Records to use:

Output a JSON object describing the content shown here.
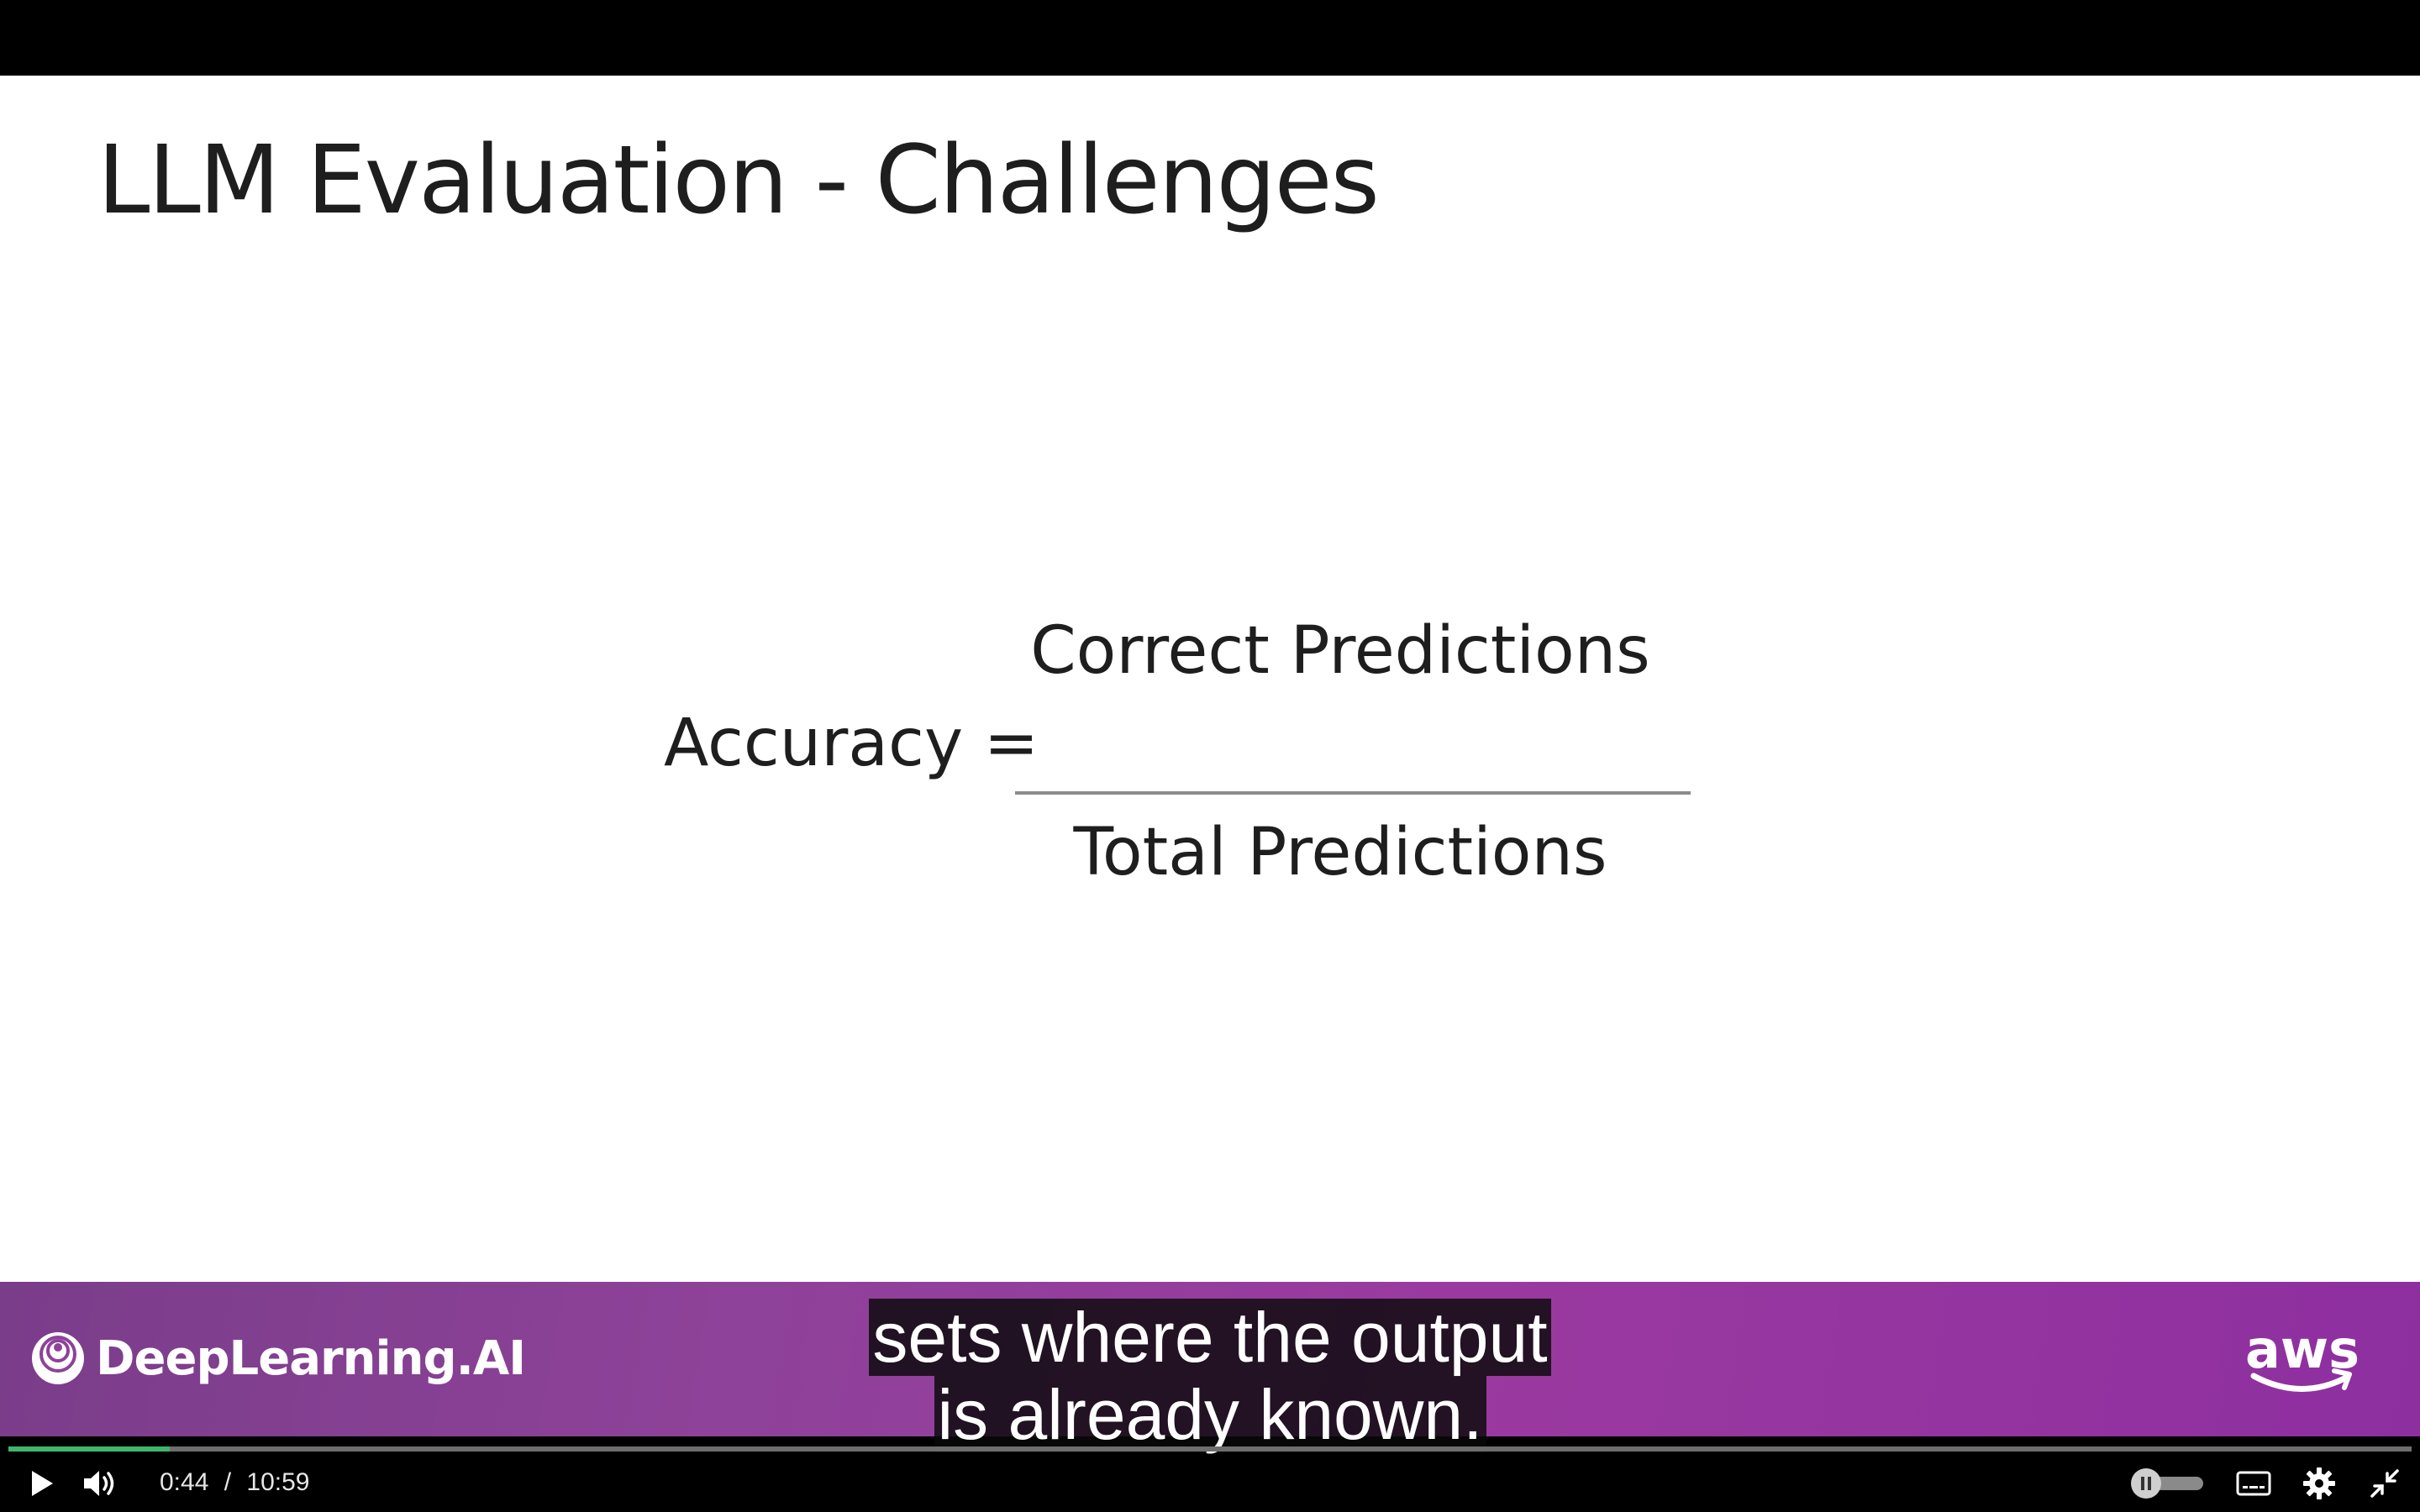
{
  "slide": {
    "title": "LLM Evaluation - Challenges",
    "formula": {
      "lhs": "Accuracy =",
      "numerator": "Correct Predictions",
      "denominator": "Total Predictions"
    }
  },
  "branding": {
    "left_logo_text": "DeepLearning.AI",
    "left_logo_icon": "deeplearning-ai-logo-icon",
    "right_logo_text": "aws",
    "right_logo_icon": "aws-smile-icon",
    "band_color": "#8e4299"
  },
  "captions": {
    "lines": [
      "sets where the output",
      "is already known."
    ]
  },
  "player": {
    "current_time": "0:44",
    "separator": "/",
    "duration": "10:59",
    "progress": 0.067,
    "progress_color": "#3fb66a",
    "icons": {
      "play": "play-icon",
      "volume": "volume-icon",
      "speed": "pause-toggle-icon",
      "captions": "closed-captions-icon",
      "settings": "gear-icon",
      "exit_fullscreen": "exit-fullscreen-icon"
    }
  }
}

To do: Write the records out once more, exactly as they appear, with no pictures.

Output for this exercise:
Output a JSON object describing the content shown here.
{
  "slide": {
    "title": "LLM Evaluation - Challenges",
    "formula": {
      "lhs": "Accuracy =",
      "numerator": "Correct Predictions",
      "denominator": "Total Predictions"
    }
  },
  "branding": {
    "left_logo_text": "DeepLearning.AI",
    "left_logo_icon": "deeplearning-ai-logo-icon",
    "right_logo_text": "aws",
    "right_logo_icon": "aws-smile-icon",
    "band_color": "#8e4299"
  },
  "captions": {
    "lines": [
      "sets where the output",
      "is already known."
    ]
  },
  "player": {
    "current_time": "0:44",
    "separator": "/",
    "duration": "10:59",
    "progress": 0.067,
    "progress_color": "#3fb66a",
    "icons": {
      "play": "play-icon",
      "volume": "volume-icon",
      "speed": "pause-toggle-icon",
      "captions": "closed-captions-icon",
      "settings": "gear-icon",
      "exit_fullscreen": "exit-fullscreen-icon"
    }
  }
}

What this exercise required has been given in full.